Extracted information.

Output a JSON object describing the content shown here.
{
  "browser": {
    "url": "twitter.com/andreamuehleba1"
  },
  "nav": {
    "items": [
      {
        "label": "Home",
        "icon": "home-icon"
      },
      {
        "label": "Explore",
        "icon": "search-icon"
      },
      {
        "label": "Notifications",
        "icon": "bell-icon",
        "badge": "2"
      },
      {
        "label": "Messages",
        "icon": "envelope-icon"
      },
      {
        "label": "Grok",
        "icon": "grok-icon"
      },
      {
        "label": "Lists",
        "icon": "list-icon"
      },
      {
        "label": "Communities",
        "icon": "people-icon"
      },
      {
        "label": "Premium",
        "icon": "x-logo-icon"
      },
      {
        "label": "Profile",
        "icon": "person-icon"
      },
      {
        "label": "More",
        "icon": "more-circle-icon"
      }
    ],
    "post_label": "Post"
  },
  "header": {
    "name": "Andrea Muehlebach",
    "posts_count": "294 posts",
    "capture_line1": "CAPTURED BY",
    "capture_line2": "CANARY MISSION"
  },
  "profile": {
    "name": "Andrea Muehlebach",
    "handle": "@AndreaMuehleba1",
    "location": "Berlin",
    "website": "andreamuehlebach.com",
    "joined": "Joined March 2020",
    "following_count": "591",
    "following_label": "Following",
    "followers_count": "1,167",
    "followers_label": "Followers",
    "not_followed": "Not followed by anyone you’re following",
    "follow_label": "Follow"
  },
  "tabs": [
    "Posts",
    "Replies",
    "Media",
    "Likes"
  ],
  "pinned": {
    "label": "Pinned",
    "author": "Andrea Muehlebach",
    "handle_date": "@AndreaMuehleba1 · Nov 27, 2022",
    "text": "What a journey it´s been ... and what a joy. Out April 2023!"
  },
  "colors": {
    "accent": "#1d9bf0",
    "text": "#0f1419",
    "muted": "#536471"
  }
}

Instructions to follow.
Can you restate every record above word for word?

Solution.
Output a JSON object describing the content shown here.
{
  "browser": {
    "url": "twitter.com/andreamuehleba1"
  },
  "nav": {
    "items": [
      {
        "label": "Home",
        "icon": "home-icon"
      },
      {
        "label": "Explore",
        "icon": "search-icon"
      },
      {
        "label": "Notifications",
        "icon": "bell-icon",
        "badge": "2"
      },
      {
        "label": "Messages",
        "icon": "envelope-icon"
      },
      {
        "label": "Grok",
        "icon": "grok-icon"
      },
      {
        "label": "Lists",
        "icon": "list-icon"
      },
      {
        "label": "Communities",
        "icon": "people-icon"
      },
      {
        "label": "Premium",
        "icon": "x-logo-icon"
      },
      {
        "label": "Profile",
        "icon": "person-icon"
      },
      {
        "label": "More",
        "icon": "more-circle-icon"
      }
    ],
    "post_label": "Post"
  },
  "header": {
    "name": "Andrea Muehlebach",
    "posts_count": "294 posts",
    "capture_line1": "CAPTURED BY",
    "capture_line2": "CANARY MISSION"
  },
  "profile": {
    "name": "Andrea Muehlebach",
    "handle": "@AndreaMuehleba1",
    "location": "Berlin",
    "website": "andreamuehlebach.com",
    "joined": "Joined March 2020",
    "following_count": "591",
    "following_label": "Following",
    "followers_count": "1,167",
    "followers_label": "Followers",
    "not_followed": "Not followed by anyone you’re following",
    "follow_label": "Follow"
  },
  "tabs": [
    "Posts",
    "Replies",
    "Media",
    "Likes"
  ],
  "pinned": {
    "label": "Pinned",
    "author": "Andrea Muehlebach",
    "handle_date": "@AndreaMuehleba1 · Nov 27, 2022",
    "text": "What a journey it´s been ... and what a joy. Out April 2023!"
  },
  "colors": {
    "accent": "#1d9bf0",
    "text": "#0f1419",
    "muted": "#536471"
  }
}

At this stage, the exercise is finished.